*THE TASK:*
Return all entries word for word, but drop any images.

Collected data:
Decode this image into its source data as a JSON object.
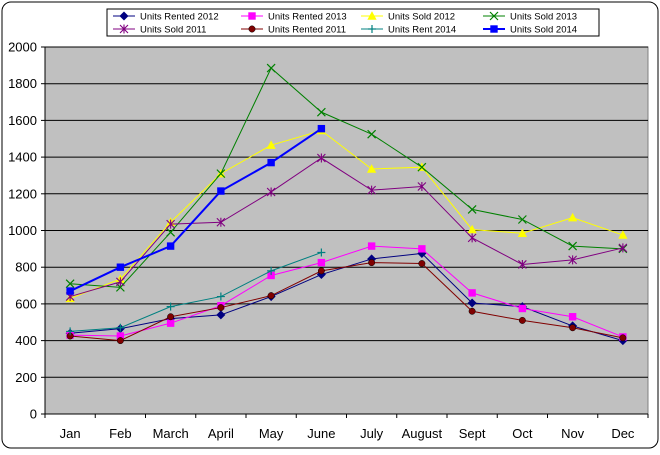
{
  "chart_data": {
    "type": "line",
    "title": "",
    "xlabel": "",
    "ylabel": "",
    "ylim": [
      0,
      2000
    ],
    "yticks": [
      0,
      200,
      400,
      600,
      800,
      1000,
      1200,
      1400,
      1600,
      1800,
      2000
    ],
    "grid": true,
    "legend_position": "top",
    "categories": [
      "Jan",
      "Feb",
      "March",
      "April",
      "May",
      "June",
      "July",
      "August",
      "Sept",
      "Oct",
      "Nov",
      "Dec"
    ],
    "plot_background": "#c0c0c0",
    "series": [
      {
        "name": "Units Rented 2012",
        "color": "#000080",
        "marker": "diamond",
        "width": 1,
        "values": [
          440,
          465,
          520,
          540,
          640,
          760,
          845,
          875,
          605,
          585,
          480,
          400
        ]
      },
      {
        "name": "Units Rented 2013",
        "color": "#ff00ff",
        "marker": "square",
        "width": 1,
        "values": [
          430,
          425,
          495,
          590,
          755,
          825,
          915,
          900,
          660,
          575,
          530,
          420
        ]
      },
      {
        "name": "Units Sold 2012",
        "color": "#ffff00",
        "marker": "triangle",
        "width": 1,
        "values": [
          630,
          735,
          1045,
          1310,
          1465,
          1545,
          1335,
          1345,
          1005,
          985,
          1070,
          975
        ]
      },
      {
        "name": "Units Sold 2013",
        "color": "#008000",
        "marker": "x",
        "width": 1,
        "values": [
          710,
          690,
          990,
          1310,
          1885,
          1645,
          1525,
          1345,
          1115,
          1060,
          915,
          900
        ]
      },
      {
        "name": "Units Sold 2011",
        "color": "#800080",
        "marker": "star",
        "width": 1,
        "values": [
          640,
          720,
          1035,
          1045,
          1210,
          1395,
          1220,
          1240,
          960,
          815,
          840,
          905
        ]
      },
      {
        "name": "Units Rented 2011",
        "color": "#800000",
        "marker": "circle",
        "width": 1,
        "values": [
          425,
          400,
          530,
          580,
          645,
          780,
          825,
          820,
          560,
          510,
          470,
          415
        ]
      },
      {
        "name": "Units Rent 2014",
        "color": "#008080",
        "marker": "plus",
        "width": 1,
        "values": [
          450,
          470,
          585,
          640,
          780,
          880,
          null,
          null,
          null,
          null,
          null,
          null
        ]
      },
      {
        "name": "Units Sold 2014",
        "color": "#0000ff",
        "marker": "square",
        "width": 2,
        "values": [
          670,
          800,
          915,
          1215,
          1370,
          1555,
          null,
          null,
          null,
          null,
          null,
          null
        ]
      }
    ]
  }
}
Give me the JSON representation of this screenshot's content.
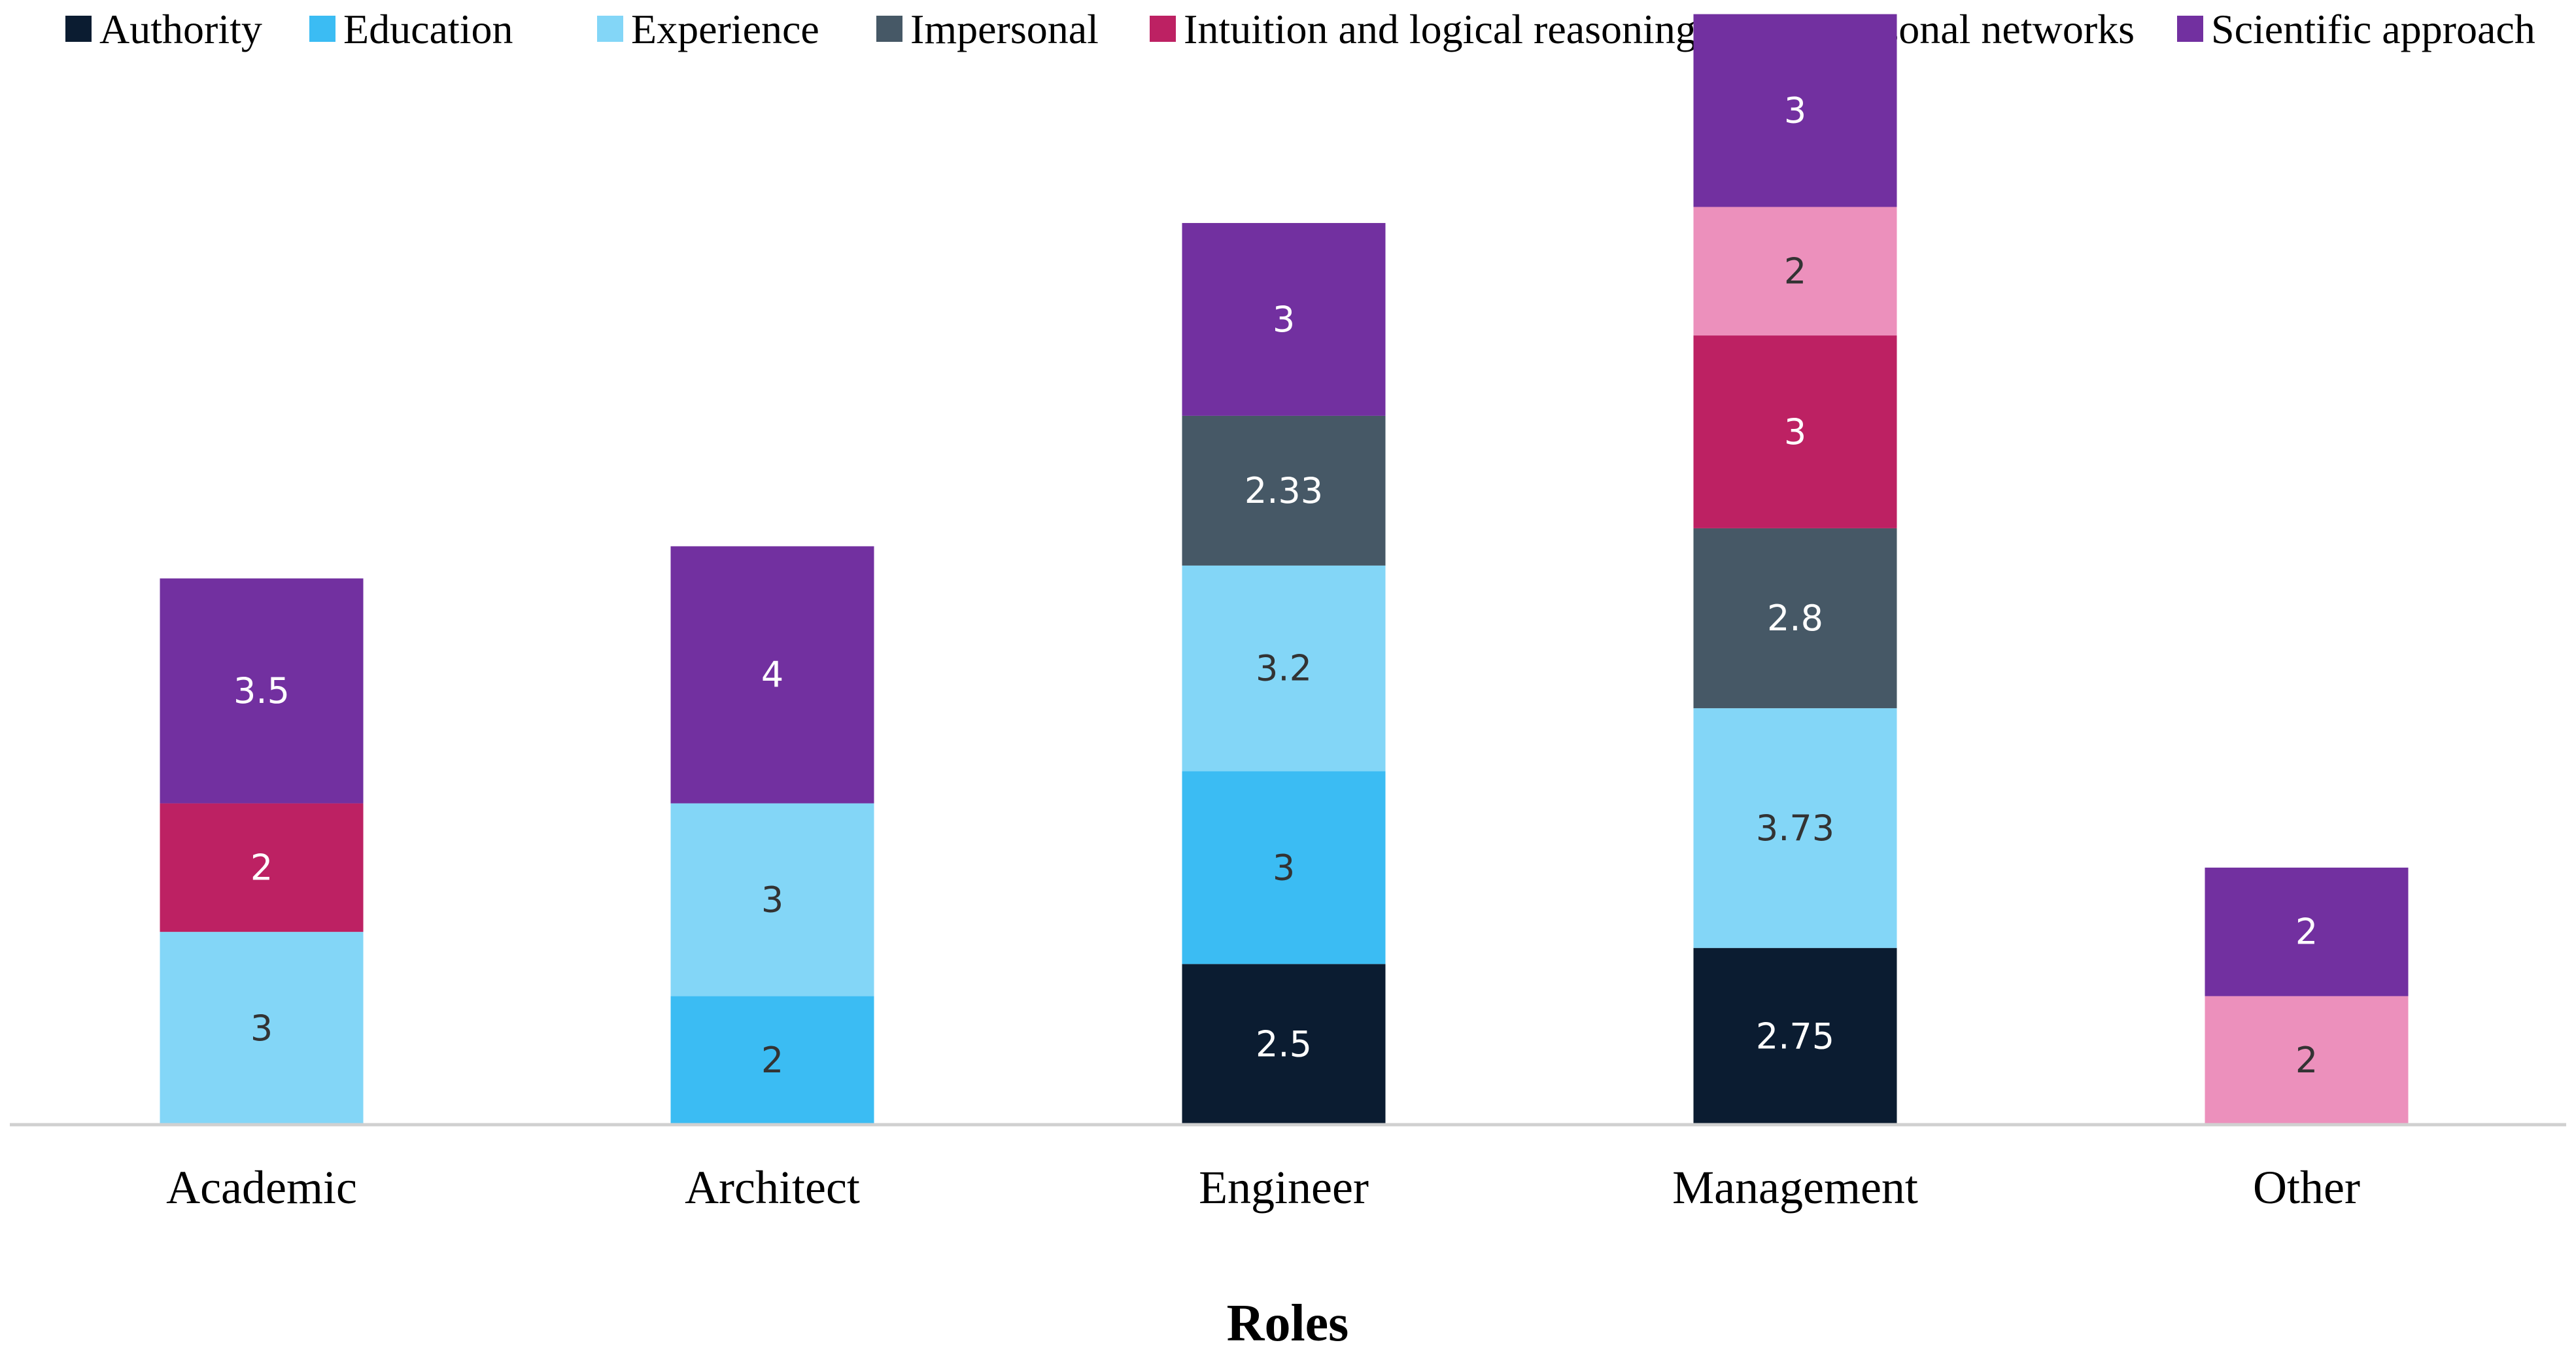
{
  "chart_data": {
    "type": "bar",
    "stacked": true,
    "title": "",
    "xlabel": "Roles",
    "ylabel": "",
    "ylim": [
      0,
      17.5
    ],
    "grid": false,
    "legend_position": "top",
    "categories": [
      "Academic",
      "Architect",
      "Engineer",
      "Management",
      "Other"
    ],
    "series": [
      {
        "name": "Authority",
        "color": "#0b1c31",
        "label_color": "#ffffff",
        "values": [
          null,
          null,
          2.5,
          2.75,
          null
        ]
      },
      {
        "name": "Education",
        "color": "#3bbcf3",
        "label_color": "#333333",
        "values": [
          null,
          2,
          3,
          null,
          null
        ]
      },
      {
        "name": "Experience",
        "color": "#83d6f7",
        "label_color": "#333333",
        "values": [
          3,
          3,
          3.2,
          3.73,
          null
        ]
      },
      {
        "name": "Impersonal",
        "color": "#465866",
        "label_color": "#ffffff",
        "values": [
          null,
          null,
          2.33,
          2.8,
          null
        ]
      },
      {
        "name": "Intuition and logical reasoning",
        "color": "#bd2163",
        "label_color": "#ffffff",
        "values": [
          2,
          null,
          null,
          3,
          null
        ]
      },
      {
        "name": "Personal networks",
        "color": "#ec90bc",
        "label_color": "#333333",
        "values": [
          null,
          null,
          null,
          2,
          2
        ]
      },
      {
        "name": "Scientific approach",
        "color": "#7230a0",
        "label_color": "#ffffff",
        "values": [
          3.5,
          4,
          3,
          3,
          2
        ]
      }
    ]
  }
}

*THE OUTPUT:*
Decode this image into its source data as a JSON object.
{
  "chart_data": {
    "type": "line",
    "title": "",
    "xlabel": "",
    "ylabel": "",
    "ylim": [
      0,
      2000
    ],
    "yticks": [
      0,
      200,
      400,
      600,
      800,
      1000,
      1200,
      1400,
      1600,
      1800,
      2000
    ],
    "grid": true,
    "legend_position": "top",
    "categories": [
      "Jan",
      "Feb",
      "March",
      "April",
      "May",
      "June",
      "July",
      "August",
      "Sept",
      "Oct",
      "Nov",
      "Dec"
    ],
    "plot_background": "#c0c0c0",
    "series": [
      {
        "name": "Units Rented 2012",
        "color": "#000080",
        "marker": "diamond",
        "width": 1,
        "values": [
          440,
          465,
          520,
          540,
          640,
          760,
          845,
          875,
          605,
          585,
          480,
          400
        ]
      },
      {
        "name": "Units Rented 2013",
        "color": "#ff00ff",
        "marker": "square",
        "width": 1,
        "values": [
          430,
          425,
          495,
          590,
          755,
          825,
          915,
          900,
          660,
          575,
          530,
          420
        ]
      },
      {
        "name": "Units Sold 2012",
        "color": "#ffff00",
        "marker": "triangle",
        "width": 1,
        "values": [
          630,
          735,
          1045,
          1310,
          1465,
          1545,
          1335,
          1345,
          1005,
          985,
          1070,
          975
        ]
      },
      {
        "name": "Units Sold 2013",
        "color": "#008000",
        "marker": "x",
        "width": 1,
        "values": [
          710,
          690,
          990,
          1310,
          1885,
          1645,
          1525,
          1345,
          1115,
          1060,
          915,
          900
        ]
      },
      {
        "name": "Units Sold 2011",
        "color": "#800080",
        "marker": "star",
        "width": 1,
        "values": [
          640,
          720,
          1035,
          1045,
          1210,
          1395,
          1220,
          1240,
          960,
          815,
          840,
          905
        ]
      },
      {
        "name": "Units Rented 2011",
        "color": "#800000",
        "marker": "circle",
        "width": 1,
        "values": [
          425,
          400,
          530,
          580,
          645,
          780,
          825,
          820,
          560,
          510,
          470,
          415
        ]
      },
      {
        "name": "Units Rent 2014",
        "color": "#008080",
        "marker": "plus",
        "width": 1,
        "values": [
          450,
          470,
          585,
          640,
          780,
          880,
          null,
          null,
          null,
          null,
          null,
          null
        ]
      },
      {
        "name": "Units Sold 2014",
        "color": "#0000ff",
        "marker": "square",
        "width": 2,
        "values": [
          670,
          800,
          915,
          1215,
          1370,
          1555,
          null,
          null,
          null,
          null,
          null,
          null
        ]
      }
    ]
  }
}
Give me the JSON representation of this screenshot's content.
{
  "chart_data": {
    "type": "bar",
    "stacked": true,
    "title": "",
    "xlabel": "Roles",
    "ylabel": "",
    "ylim": [
      0,
      17.5
    ],
    "grid": false,
    "legend_position": "top",
    "categories": [
      "Academic",
      "Architect",
      "Engineer",
      "Management",
      "Other"
    ],
    "series": [
      {
        "name": "Authority",
        "color": "#0b1c31",
        "label_color": "#ffffff",
        "values": [
          null,
          null,
          2.5,
          2.75,
          null
        ]
      },
      {
        "name": "Education",
        "color": "#3bbcf3",
        "label_color": "#333333",
        "values": [
          null,
          2,
          3,
          null,
          null
        ]
      },
      {
        "name": "Experience",
        "color": "#83d6f7",
        "label_color": "#333333",
        "values": [
          3,
          3,
          3.2,
          3.73,
          null
        ]
      },
      {
        "name": "Impersonal",
        "color": "#465866",
        "label_color": "#ffffff",
        "values": [
          null,
          null,
          2.33,
          2.8,
          null
        ]
      },
      {
        "name": "Intuition and logical reasoning",
        "color": "#bd2163",
        "label_color": "#ffffff",
        "values": [
          2,
          null,
          null,
          3,
          null
        ]
      },
      {
        "name": "Personal networks",
        "color": "#ec90bc",
        "label_color": "#333333",
        "values": [
          null,
          null,
          null,
          2,
          2
        ]
      },
      {
        "name": "Scientific approach",
        "color": "#7230a0",
        "label_color": "#ffffff",
        "values": [
          3.5,
          4,
          3,
          3,
          2
        ]
      }
    ]
  }
}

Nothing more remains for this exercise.